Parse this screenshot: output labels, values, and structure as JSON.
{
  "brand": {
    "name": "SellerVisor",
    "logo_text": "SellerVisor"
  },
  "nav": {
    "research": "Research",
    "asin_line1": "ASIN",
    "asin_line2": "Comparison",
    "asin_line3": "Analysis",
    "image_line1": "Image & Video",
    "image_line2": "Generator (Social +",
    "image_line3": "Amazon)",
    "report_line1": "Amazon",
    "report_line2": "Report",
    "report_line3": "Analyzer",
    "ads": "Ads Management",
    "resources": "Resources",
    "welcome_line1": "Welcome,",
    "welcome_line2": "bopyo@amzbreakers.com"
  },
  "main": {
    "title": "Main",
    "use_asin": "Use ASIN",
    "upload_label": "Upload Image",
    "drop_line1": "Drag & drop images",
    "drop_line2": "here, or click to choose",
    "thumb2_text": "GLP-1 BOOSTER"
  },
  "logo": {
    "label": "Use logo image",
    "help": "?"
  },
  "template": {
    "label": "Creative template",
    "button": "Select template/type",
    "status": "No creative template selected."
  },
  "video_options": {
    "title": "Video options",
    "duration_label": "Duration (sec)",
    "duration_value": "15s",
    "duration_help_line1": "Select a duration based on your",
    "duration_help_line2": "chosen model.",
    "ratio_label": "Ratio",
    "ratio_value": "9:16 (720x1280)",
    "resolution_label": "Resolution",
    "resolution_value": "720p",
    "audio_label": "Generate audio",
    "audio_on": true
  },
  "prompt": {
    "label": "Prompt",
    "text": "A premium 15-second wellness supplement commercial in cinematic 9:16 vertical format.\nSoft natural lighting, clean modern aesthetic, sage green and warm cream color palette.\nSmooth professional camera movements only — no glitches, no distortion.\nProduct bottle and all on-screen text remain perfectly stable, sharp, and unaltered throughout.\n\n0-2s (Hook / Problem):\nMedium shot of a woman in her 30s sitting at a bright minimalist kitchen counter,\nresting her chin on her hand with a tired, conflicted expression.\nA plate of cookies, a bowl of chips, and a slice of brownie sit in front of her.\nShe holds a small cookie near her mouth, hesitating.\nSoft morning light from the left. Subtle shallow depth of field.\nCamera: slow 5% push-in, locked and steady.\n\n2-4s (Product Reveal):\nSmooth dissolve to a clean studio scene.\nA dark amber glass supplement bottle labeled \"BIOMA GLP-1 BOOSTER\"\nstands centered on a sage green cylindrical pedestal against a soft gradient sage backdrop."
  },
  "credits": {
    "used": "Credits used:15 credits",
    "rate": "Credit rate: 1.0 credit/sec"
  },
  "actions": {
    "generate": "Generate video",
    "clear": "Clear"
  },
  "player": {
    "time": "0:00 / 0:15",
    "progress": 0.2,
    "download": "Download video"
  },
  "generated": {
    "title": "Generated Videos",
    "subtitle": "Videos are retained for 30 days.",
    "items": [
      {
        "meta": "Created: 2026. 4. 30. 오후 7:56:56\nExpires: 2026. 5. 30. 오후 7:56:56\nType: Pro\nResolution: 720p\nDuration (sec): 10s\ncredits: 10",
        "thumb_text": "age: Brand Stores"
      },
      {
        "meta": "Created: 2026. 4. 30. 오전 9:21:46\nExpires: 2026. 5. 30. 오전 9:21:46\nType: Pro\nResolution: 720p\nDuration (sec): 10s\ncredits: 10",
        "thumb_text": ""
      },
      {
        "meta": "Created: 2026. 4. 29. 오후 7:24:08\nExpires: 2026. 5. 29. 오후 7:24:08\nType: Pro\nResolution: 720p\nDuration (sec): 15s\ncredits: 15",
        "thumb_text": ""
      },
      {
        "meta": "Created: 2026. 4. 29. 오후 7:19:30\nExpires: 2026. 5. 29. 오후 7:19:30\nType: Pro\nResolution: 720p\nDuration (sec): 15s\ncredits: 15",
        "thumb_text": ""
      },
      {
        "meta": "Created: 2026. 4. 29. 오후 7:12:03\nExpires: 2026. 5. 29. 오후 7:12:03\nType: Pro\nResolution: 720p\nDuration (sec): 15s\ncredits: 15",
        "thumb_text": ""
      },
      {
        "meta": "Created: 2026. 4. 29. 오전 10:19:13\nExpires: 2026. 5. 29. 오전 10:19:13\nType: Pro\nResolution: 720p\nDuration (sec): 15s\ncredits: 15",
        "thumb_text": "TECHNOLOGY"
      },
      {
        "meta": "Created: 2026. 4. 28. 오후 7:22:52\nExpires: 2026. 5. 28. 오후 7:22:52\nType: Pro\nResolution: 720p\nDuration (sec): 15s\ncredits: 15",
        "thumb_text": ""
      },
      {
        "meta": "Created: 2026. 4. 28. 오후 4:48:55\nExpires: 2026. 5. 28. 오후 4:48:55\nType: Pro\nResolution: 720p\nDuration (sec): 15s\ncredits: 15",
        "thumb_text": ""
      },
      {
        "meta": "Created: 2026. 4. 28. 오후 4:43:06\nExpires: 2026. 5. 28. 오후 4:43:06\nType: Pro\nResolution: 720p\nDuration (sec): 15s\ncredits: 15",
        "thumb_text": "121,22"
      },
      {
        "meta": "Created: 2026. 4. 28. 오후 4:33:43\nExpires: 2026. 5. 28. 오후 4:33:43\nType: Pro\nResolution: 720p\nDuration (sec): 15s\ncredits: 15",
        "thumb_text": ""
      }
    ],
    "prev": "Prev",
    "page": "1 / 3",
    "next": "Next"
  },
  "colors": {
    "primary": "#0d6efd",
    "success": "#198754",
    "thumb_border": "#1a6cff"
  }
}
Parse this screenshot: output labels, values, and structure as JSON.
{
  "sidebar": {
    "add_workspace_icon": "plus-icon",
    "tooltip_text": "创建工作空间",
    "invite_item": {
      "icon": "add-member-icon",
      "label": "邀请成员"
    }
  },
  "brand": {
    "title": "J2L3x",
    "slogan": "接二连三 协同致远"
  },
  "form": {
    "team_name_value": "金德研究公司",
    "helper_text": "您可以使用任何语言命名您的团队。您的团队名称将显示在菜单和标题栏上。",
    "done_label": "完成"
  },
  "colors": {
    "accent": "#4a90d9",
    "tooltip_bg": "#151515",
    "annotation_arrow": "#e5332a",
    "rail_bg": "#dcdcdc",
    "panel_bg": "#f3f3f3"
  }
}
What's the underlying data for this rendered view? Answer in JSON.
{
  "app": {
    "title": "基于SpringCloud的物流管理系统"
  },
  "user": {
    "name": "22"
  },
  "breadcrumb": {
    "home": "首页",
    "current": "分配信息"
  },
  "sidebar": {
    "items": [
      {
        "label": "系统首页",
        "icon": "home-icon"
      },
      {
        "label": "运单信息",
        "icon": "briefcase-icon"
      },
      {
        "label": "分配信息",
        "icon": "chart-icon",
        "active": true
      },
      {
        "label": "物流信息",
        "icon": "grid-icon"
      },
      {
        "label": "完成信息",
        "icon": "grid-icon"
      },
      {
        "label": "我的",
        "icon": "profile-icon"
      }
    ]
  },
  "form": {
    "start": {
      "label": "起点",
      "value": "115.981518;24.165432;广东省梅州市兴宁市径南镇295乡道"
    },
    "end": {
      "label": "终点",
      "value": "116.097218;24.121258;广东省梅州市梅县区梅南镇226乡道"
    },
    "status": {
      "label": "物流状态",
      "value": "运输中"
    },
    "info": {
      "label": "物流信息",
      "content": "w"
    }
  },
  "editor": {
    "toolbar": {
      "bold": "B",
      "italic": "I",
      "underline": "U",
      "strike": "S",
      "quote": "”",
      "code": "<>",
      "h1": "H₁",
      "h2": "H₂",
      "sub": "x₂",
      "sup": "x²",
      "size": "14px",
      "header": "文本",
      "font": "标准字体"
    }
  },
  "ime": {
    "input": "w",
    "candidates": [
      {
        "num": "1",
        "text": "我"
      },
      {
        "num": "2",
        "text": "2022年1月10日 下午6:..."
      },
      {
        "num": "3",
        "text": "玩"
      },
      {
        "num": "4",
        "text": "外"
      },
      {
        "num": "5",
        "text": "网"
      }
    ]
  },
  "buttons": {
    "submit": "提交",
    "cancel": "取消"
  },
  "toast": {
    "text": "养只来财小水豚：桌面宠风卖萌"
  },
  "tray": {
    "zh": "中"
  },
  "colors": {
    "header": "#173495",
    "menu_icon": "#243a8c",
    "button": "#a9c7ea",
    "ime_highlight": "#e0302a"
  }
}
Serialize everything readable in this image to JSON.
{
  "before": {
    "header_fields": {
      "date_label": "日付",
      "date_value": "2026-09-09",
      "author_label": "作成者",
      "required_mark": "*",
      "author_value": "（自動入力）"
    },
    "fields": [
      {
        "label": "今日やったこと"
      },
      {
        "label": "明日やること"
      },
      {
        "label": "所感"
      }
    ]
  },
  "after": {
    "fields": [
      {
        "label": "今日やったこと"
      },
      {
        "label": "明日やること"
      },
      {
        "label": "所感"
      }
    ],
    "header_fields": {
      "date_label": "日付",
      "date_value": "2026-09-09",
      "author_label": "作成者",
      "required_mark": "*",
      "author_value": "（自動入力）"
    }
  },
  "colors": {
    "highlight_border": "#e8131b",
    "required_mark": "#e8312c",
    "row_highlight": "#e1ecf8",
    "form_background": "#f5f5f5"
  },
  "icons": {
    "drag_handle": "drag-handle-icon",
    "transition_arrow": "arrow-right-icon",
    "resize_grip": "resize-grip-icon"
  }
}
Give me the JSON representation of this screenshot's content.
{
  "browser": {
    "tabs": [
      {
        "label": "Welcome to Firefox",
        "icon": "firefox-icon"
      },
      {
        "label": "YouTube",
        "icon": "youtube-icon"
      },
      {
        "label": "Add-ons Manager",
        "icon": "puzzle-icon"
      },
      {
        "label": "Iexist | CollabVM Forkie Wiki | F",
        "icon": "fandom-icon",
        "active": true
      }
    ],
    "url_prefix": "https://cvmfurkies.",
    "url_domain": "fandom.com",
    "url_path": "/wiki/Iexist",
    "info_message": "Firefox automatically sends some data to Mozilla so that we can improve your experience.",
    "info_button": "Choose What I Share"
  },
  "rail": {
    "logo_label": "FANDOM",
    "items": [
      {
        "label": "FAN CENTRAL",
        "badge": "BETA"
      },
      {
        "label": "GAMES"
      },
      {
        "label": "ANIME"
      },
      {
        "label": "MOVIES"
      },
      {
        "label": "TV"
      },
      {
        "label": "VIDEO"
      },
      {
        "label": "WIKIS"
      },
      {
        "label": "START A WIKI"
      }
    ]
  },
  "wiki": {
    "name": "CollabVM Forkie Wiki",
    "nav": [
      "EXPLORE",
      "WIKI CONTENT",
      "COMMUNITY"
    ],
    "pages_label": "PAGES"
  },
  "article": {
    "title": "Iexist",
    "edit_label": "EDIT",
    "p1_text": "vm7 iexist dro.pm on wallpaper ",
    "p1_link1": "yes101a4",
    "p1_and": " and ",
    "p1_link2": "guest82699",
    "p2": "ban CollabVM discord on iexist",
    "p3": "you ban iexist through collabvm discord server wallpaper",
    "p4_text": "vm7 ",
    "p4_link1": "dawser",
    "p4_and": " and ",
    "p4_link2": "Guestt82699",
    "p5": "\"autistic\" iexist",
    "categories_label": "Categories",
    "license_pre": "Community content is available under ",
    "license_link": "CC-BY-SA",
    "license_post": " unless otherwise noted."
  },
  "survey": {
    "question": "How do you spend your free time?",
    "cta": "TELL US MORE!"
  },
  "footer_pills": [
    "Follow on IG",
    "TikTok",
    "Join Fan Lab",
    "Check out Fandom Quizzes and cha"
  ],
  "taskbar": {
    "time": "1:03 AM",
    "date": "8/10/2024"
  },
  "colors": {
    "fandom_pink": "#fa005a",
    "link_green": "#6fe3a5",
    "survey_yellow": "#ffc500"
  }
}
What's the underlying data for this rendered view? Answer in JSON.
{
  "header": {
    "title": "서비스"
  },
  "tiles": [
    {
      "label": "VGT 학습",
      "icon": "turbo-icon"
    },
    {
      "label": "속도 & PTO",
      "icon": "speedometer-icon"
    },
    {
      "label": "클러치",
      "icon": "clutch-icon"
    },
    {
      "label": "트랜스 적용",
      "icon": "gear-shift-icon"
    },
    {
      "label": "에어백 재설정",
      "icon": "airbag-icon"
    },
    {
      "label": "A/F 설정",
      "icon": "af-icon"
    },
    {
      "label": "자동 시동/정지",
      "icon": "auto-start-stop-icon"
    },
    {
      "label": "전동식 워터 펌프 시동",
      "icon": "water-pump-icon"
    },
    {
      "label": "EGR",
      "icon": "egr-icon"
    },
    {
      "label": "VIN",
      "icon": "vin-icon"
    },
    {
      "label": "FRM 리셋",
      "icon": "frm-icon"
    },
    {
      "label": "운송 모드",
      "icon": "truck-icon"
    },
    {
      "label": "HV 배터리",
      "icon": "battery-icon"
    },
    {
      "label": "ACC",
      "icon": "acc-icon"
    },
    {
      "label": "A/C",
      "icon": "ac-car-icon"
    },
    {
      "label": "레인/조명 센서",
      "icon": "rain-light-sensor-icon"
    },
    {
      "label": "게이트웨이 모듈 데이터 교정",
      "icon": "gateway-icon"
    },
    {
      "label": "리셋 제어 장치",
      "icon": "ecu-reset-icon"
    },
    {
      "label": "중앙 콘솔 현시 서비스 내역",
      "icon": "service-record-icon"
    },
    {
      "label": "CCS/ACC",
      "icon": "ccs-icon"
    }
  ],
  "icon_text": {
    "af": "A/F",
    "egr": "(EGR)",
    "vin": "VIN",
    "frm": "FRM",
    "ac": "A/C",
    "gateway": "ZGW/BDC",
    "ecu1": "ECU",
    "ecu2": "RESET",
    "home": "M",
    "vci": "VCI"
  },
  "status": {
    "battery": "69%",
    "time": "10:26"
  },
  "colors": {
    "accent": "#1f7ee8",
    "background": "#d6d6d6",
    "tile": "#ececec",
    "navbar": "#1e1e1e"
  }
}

════════════════════

## What to work on
Identify each line in the entries with the word "your" and copy it.

## Task response
    "duration_help_line1": "Select a duration based on your",
    "info_message": "Firefox automatically sends some data to Mozilla so that we can improve your experience.",
    "question": "How do you spend your free time?",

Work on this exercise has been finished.